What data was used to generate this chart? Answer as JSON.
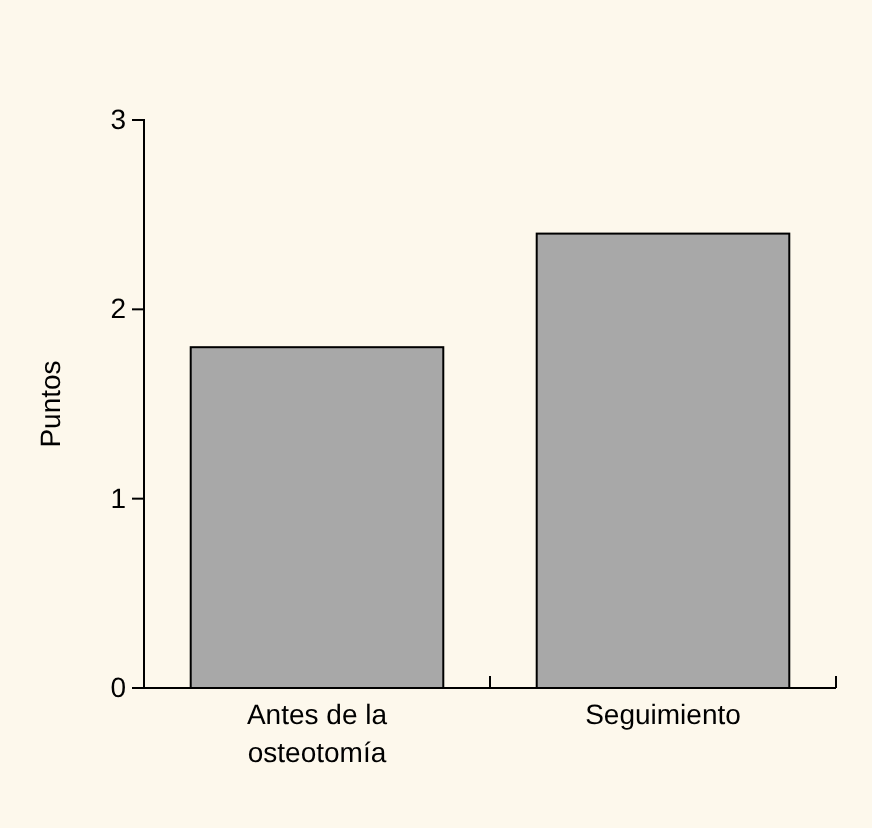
{
  "chart_data": {
    "type": "bar",
    "ylabel": "Puntos",
    "categories": [
      "Antes de la\nosteotomía",
      "Seguimiento"
    ],
    "values": [
      1.8,
      2.4
    ],
    "color": "#a8a8a8",
    "ylim": [
      0,
      3
    ],
    "yticks": [
      0,
      1,
      2,
      3
    ],
    "grid": false
  }
}
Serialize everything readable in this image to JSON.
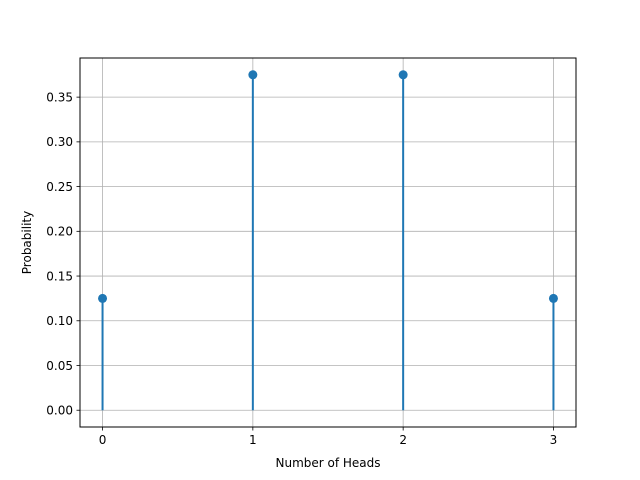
{
  "chart_data": {
    "type": "stem",
    "title": "",
    "xlabel": "Number of Heads",
    "ylabel": "Probability",
    "x": [
      0,
      1,
      2,
      3
    ],
    "values": [
      0.125,
      0.375,
      0.375,
      0.125
    ],
    "xlim": [
      -0.15,
      3.15
    ],
    "ylim": [
      -0.01875,
      0.39375
    ],
    "xticks": [
      0,
      1,
      2,
      3
    ],
    "xtick_labels": [
      "0",
      "1",
      "2",
      "3"
    ],
    "yticks": [
      0.0,
      0.05,
      0.1,
      0.15,
      0.2,
      0.25,
      0.3,
      0.35
    ],
    "ytick_labels": [
      "0.00",
      "0.05",
      "0.10",
      "0.15",
      "0.20",
      "0.25",
      "0.30",
      "0.35"
    ],
    "grid": true,
    "color": "#1f77b4"
  }
}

◇ ◇ ◇

**Task to complete**
Print out the lines exactly, skipping any picture.

**Answer in full**
What data was used to generate this chart? Answer as JSON.
{
  "chart_data": {
    "type": "bar",
    "ylabel": "Puntos",
    "categories": [
      "Antes de la\nosteotomía",
      "Seguimiento"
    ],
    "values": [
      1.8,
      2.4
    ],
    "color": "#a8a8a8",
    "ylim": [
      0,
      3
    ],
    "yticks": [
      0,
      1,
      2,
      3
    ],
    "grid": false
  }
}
Serialize everything readable in this image to JSON.
{
  "chart_data": {
    "type": "stem",
    "title": "",
    "xlabel": "Number of Heads",
    "ylabel": "Probability",
    "x": [
      0,
      1,
      2,
      3
    ],
    "values": [
      0.125,
      0.375,
      0.375,
      0.125
    ],
    "xlim": [
      -0.15,
      3.15
    ],
    "ylim": [
      -0.01875,
      0.39375
    ],
    "xticks": [
      0,
      1,
      2,
      3
    ],
    "xtick_labels": [
      "0",
      "1",
      "2",
      "3"
    ],
    "yticks": [
      0.0,
      0.05,
      0.1,
      0.15,
      0.2,
      0.25,
      0.3,
      0.35
    ],
    "ytick_labels": [
      "0.00",
      "0.05",
      "0.10",
      "0.15",
      "0.20",
      "0.25",
      "0.30",
      "0.35"
    ],
    "grid": true,
    "color": "#1f77b4"
  }
}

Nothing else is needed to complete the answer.